In the entries below, how many lines hold the string "exam"? Give only the number.

INFORMATION SHOWN:

******************************

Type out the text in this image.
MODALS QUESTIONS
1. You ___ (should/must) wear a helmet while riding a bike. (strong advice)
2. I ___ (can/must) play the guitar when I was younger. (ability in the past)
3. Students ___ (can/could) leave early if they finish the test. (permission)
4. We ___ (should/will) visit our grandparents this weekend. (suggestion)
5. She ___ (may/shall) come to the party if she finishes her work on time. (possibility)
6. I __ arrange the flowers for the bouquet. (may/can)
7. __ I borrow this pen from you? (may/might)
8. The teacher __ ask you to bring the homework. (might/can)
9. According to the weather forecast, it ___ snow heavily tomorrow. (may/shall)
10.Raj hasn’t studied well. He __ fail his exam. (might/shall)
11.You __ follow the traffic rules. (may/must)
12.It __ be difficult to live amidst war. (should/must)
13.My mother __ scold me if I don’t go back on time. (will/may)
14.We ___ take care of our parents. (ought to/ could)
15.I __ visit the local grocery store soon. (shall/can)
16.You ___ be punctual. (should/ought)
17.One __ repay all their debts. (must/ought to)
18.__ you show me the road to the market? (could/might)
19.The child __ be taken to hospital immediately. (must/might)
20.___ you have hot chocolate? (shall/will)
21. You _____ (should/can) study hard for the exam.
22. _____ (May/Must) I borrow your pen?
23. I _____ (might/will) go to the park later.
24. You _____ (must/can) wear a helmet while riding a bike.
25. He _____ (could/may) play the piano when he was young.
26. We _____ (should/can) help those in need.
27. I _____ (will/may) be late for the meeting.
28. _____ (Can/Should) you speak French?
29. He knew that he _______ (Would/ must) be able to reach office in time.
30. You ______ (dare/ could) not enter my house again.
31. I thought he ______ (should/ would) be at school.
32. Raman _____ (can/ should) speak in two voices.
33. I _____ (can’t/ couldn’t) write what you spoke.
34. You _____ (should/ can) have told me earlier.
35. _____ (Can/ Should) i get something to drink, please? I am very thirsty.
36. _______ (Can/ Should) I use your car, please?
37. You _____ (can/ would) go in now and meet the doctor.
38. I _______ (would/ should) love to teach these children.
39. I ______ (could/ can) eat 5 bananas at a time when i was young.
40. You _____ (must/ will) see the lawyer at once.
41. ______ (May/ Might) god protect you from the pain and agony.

******************************

ANSWER: 2